--- Stored items ---
========

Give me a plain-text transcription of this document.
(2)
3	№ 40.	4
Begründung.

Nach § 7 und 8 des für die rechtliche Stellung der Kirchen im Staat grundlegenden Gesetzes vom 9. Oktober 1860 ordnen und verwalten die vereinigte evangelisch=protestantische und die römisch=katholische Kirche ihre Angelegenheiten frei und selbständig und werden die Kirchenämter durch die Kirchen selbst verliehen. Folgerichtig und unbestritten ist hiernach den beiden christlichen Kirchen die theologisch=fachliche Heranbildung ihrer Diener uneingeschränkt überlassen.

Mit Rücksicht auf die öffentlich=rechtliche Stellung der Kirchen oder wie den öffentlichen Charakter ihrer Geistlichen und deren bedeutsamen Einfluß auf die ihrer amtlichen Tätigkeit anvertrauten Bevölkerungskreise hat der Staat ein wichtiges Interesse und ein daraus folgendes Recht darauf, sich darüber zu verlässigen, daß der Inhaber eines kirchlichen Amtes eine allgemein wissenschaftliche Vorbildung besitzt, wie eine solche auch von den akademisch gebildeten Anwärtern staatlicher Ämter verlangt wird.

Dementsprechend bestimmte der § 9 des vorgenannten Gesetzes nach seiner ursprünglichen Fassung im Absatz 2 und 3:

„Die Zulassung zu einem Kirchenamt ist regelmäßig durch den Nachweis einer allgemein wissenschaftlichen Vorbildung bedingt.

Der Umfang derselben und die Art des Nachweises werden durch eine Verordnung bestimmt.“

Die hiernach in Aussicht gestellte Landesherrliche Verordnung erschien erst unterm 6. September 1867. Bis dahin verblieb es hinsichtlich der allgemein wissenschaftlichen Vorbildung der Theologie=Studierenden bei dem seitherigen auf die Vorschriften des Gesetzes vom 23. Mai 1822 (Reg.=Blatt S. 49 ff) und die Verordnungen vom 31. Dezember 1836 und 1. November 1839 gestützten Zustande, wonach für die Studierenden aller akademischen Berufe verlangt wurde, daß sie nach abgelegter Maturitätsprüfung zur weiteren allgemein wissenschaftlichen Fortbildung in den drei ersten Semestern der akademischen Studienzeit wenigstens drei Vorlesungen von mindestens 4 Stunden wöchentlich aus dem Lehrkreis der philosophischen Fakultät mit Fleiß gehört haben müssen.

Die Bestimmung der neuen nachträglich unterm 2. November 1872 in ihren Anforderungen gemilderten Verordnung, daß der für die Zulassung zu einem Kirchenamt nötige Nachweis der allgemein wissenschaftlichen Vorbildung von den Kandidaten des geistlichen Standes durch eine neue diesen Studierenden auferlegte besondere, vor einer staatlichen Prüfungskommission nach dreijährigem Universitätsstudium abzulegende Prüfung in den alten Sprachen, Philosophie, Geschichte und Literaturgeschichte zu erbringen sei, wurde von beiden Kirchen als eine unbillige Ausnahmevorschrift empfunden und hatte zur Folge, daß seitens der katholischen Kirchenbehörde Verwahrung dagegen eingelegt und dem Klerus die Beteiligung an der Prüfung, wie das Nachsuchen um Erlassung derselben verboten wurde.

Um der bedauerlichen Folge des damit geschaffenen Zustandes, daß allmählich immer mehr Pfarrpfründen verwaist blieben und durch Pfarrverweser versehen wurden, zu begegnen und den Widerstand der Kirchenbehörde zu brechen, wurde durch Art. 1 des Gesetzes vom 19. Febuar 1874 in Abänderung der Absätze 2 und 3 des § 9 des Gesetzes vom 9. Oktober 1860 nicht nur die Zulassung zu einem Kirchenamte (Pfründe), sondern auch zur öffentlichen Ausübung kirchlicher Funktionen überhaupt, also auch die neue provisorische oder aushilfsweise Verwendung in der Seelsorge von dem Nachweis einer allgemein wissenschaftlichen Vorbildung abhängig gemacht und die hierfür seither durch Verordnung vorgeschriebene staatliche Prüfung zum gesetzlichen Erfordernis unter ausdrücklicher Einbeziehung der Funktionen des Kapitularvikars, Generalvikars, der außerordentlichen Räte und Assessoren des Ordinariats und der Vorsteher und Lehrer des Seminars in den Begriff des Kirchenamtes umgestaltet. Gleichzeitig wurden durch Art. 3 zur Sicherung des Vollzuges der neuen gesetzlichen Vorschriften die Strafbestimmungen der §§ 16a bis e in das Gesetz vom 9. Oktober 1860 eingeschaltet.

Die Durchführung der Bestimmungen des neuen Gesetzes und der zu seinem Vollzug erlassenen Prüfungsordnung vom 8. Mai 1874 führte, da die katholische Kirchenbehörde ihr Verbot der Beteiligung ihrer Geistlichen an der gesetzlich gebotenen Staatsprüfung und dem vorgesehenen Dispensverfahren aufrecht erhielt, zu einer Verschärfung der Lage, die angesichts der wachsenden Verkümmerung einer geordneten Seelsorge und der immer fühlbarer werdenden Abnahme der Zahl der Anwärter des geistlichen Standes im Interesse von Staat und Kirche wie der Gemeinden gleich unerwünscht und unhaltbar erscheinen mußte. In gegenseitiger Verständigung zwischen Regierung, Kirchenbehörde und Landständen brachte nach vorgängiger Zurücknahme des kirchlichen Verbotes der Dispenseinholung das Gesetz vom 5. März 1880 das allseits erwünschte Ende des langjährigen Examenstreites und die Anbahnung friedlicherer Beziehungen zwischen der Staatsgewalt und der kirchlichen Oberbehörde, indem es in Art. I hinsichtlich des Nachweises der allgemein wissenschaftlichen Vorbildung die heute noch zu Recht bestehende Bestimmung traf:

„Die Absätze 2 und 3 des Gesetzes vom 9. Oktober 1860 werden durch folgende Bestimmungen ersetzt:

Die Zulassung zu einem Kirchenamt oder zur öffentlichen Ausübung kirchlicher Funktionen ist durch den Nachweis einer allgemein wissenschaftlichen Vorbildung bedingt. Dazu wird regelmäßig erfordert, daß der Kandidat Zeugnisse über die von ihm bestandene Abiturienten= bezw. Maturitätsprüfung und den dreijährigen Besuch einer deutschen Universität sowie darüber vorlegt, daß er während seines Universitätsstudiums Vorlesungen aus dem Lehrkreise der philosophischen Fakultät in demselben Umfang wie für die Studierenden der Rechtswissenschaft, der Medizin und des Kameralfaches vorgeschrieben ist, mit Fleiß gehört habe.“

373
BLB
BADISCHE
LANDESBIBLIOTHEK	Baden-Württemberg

========

--- REQUIREMENT ---
Count how many lines contain "regelmäßig" and give only that count.

--- RIGHT ANSWER ---
2